--- Begin Supplied material ---
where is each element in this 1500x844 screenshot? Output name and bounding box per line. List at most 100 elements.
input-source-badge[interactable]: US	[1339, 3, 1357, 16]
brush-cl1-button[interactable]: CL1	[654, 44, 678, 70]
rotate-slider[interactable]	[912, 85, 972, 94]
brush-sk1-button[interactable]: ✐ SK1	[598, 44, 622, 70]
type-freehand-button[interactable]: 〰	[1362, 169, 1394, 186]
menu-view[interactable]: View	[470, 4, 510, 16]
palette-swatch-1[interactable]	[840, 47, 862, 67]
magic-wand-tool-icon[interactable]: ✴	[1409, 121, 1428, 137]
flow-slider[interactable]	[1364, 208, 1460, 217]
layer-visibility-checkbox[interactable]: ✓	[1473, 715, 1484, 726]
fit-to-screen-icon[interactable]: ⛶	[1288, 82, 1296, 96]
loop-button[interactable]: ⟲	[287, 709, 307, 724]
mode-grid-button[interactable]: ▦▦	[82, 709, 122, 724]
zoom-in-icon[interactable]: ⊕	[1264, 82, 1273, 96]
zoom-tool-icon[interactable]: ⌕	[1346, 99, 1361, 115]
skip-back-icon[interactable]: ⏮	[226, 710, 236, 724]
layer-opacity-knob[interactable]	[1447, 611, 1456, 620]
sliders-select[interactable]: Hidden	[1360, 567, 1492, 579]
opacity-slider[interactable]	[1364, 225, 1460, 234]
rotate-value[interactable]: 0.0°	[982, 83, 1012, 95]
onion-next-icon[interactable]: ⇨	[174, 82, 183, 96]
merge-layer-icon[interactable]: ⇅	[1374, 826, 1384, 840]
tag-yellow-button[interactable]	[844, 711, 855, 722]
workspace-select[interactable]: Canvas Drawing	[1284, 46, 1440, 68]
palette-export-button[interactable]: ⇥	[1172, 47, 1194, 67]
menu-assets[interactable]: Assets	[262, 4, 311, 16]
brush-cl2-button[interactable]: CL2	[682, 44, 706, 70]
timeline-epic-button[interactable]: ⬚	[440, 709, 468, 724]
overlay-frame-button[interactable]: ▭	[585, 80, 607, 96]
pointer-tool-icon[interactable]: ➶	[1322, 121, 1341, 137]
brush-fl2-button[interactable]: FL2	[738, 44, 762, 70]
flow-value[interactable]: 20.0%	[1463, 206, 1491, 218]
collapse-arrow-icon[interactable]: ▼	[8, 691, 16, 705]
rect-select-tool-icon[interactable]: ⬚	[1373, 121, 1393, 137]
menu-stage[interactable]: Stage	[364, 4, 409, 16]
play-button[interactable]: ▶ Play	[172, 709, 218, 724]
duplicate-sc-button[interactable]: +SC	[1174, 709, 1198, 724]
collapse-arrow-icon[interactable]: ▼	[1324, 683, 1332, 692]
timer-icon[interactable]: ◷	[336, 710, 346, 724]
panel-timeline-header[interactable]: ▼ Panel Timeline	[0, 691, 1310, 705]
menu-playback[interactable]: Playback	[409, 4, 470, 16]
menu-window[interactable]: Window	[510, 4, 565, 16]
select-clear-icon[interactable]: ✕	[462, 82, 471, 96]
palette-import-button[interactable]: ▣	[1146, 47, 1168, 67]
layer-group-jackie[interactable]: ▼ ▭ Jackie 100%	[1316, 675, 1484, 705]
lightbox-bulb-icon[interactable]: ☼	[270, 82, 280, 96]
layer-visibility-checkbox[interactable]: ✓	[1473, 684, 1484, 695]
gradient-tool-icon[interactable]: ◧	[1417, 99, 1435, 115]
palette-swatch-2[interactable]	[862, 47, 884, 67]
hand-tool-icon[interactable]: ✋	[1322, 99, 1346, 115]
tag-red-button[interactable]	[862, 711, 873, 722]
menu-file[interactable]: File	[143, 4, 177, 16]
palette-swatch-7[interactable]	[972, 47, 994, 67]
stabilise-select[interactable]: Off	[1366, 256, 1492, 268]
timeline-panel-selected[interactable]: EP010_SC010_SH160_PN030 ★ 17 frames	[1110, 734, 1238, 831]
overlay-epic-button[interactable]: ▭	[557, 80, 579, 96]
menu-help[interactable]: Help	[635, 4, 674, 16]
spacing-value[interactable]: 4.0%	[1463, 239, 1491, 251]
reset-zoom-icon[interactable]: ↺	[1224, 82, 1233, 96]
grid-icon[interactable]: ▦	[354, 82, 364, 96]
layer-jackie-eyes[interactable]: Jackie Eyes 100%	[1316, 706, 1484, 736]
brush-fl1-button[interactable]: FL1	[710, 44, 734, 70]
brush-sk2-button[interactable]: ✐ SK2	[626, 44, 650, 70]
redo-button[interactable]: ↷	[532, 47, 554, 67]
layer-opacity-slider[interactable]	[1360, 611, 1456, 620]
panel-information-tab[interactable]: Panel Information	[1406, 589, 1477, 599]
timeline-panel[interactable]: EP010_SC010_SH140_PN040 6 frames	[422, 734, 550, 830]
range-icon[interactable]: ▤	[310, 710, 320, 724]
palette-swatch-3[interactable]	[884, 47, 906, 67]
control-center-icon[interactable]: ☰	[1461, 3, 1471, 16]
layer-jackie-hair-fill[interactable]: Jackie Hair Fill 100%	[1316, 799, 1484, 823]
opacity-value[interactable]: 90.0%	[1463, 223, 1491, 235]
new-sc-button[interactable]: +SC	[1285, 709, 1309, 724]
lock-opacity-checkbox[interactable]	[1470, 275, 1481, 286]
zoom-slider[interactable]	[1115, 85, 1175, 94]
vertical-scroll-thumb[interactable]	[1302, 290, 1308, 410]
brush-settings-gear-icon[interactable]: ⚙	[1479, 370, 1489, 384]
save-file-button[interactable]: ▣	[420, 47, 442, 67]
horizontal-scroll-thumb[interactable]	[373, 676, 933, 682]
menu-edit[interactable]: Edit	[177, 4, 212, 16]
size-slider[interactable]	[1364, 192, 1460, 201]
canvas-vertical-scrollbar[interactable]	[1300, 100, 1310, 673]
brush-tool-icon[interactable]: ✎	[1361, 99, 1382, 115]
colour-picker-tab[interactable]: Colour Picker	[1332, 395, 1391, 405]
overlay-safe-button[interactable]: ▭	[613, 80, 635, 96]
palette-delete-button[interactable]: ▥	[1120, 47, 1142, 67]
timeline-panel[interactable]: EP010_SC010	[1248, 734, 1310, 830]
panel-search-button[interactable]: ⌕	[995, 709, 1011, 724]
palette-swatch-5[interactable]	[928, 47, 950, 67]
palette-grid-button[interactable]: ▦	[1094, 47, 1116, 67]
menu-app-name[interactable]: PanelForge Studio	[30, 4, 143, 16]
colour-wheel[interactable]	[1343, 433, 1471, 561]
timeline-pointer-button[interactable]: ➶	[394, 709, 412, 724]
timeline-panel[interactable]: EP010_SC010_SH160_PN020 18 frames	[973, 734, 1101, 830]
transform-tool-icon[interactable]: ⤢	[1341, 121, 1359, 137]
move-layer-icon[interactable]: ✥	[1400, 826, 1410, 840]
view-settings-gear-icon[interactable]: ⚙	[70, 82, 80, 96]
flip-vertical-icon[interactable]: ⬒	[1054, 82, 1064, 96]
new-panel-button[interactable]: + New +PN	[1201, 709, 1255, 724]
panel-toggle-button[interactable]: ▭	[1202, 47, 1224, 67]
--- End Supplied material ---
* **Given task**
Could you copy out, word for word, the stretch of the records above from their first line through the line containing "121, 1428, 137]", including both of those lines?

* **Answer in full**
where is each element in this 1500x844 screenshot? Output name and bounding box per line. List at most 100 elements.
input-source-badge[interactable]: US	[1339, 3, 1357, 16]
brush-cl1-button[interactable]: CL1	[654, 44, 678, 70]
rotate-slider[interactable]	[912, 85, 972, 94]
brush-sk1-button[interactable]: ✐ SK1	[598, 44, 622, 70]
type-freehand-button[interactable]: 〰	[1362, 169, 1394, 186]
menu-view[interactable]: View	[470, 4, 510, 16]
palette-swatch-1[interactable]	[840, 47, 862, 67]
magic-wand-tool-icon[interactable]: ✴	[1409, 121, 1428, 137]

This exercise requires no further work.